> DESCRIPTION OF THE TASK
Without omitting anything, retype the data that follows.

%%

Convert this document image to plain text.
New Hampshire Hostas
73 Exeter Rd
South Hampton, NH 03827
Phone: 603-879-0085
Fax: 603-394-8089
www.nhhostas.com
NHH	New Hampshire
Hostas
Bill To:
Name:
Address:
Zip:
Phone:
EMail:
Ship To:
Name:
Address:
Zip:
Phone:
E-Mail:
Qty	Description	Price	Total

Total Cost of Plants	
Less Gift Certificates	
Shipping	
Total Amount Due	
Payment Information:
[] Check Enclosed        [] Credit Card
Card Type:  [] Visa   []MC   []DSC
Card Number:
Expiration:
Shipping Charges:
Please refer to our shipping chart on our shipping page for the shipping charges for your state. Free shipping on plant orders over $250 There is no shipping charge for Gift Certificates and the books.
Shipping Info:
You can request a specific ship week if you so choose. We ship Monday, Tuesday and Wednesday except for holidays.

%%

> TASK ANSWER
Convert this document image to plain text.
New Hampshire Hostas
73 Exeter Rd
South Hampton, NH 03827
Phone: 603-879-0085
Fax: 603-394-8089
www.nhhostas.com
NHH	New Hampshire
Hostas
Bill To:
Name:
Address:
Zip:
Phone:
EMail:
Ship To:
Name:
Address:
Zip:
Phone:
E-Mail:
Qty	Description	Price	Total

Total Cost of Plants	
Less Gift Certificates	
Shipping	
Total Amount Due	
Payment Information:
[] Check Enclosed        [] Credit Card
Card Type:  [] Visa   []MC   []DSC
Card Number:
Expiration:
Shipping Charges:
Please refer to our shipping chart on our shipping page for the shipping charges for your state. Free shipping on plant orders over $250 There is no shipping charge for Gift Certificates and the books.
Shipping Info:
You can request a specific ship week if you so choose. We ship Monday, Tuesday and Wednesday except for holidays.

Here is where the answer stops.